Search the data below for the word "vaak" and copy each line that holds it.

(Stored records)
----------

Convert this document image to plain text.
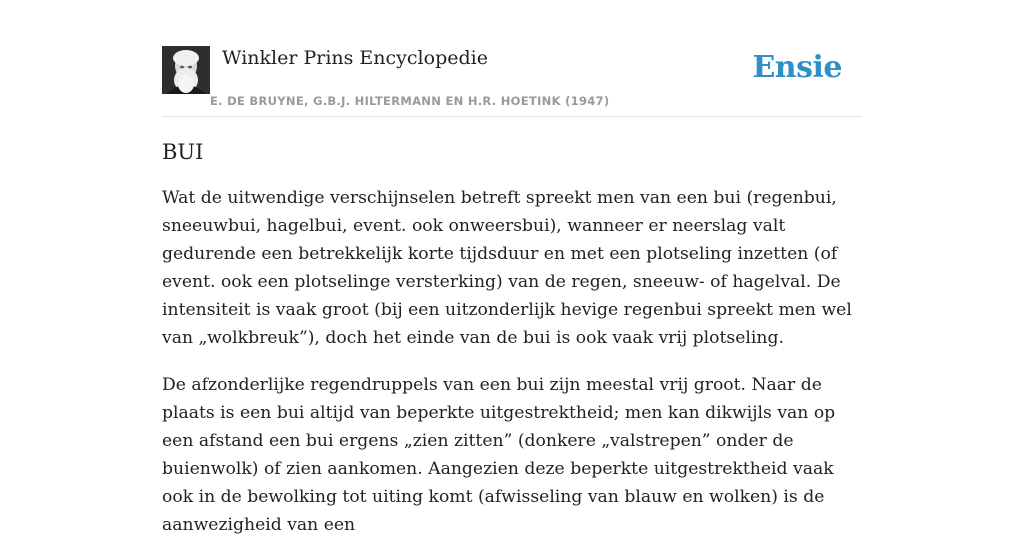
Winkler Prins Encyclopedie
E. DE BRUYNE, G.B.J. HILTERMANN EN H.R. HOETINK (1947)
Ensie
BUI

Wat de uitwendige verschijnselen betreft spreekt men van een bui (regenbui, sneeuwbui, hagelbui, event. ook onweersbui), wanneer er neerslag valt gedurende een betrekkelijk korte tijdsduur en met een plotseling inzetten (of event. ook een plotselinge versterking) van de regen, sneeuw- of hagelval. De intensiteit is vaak groot (bij een uitzonderlijk hevige regenbui spreekt men wel van „wolkbreuk”), doch het einde van de bui is ook vaak vrij plotseling.

De afzonderlijke regendruppels van een bui zijn meestal vrij groot. Naar de plaats is een bui altijd van beperkte uitgestrektheid; men kan dikwijls van op een afstand een bui ergens „zien zitten” (donkere „valstrepen” onder de buienwolk) of zien aankomen. Aangezien deze beperkte uitgestrektheid vaak ook in de bewolking tot uiting komt (afwisseling van blauw en wolken) is de aanwezigheid van een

----------

RESULT:
Wat de uitwendige verschijnselen betreft spreekt men van een bui (regenbui, sneeuwbui, hagelbui, event. ook onweersbui), wanneer er neerslag valt gedurende een betrekkelijk korte tijdsduur en met een plotseling inzetten (of event. ook een plotselinge versterking) van de regen, sneeuw- of hagelval. De intensiteit is vaak groot (bij een uitzonderlijk hevige regenbui spreekt men wel van „wolkbreuk”), doch het einde van de bui is ook vaak vrij plotseling.
De afzonderlijke regendruppels van een bui zijn meestal vrij groot. Naar de plaats is een bui altijd van beperkte uitgestrektheid; men kan dikwijls van op een afstand een bui ergens „zien zitten” (donkere „valstrepen” onder de buienwolk) of zien aankomen. Aangezien deze beperkte uitgestrektheid vaak ook in de bewolking tot uiting komt (afwisseling van blauw en wolken) is de aanwezigheid van een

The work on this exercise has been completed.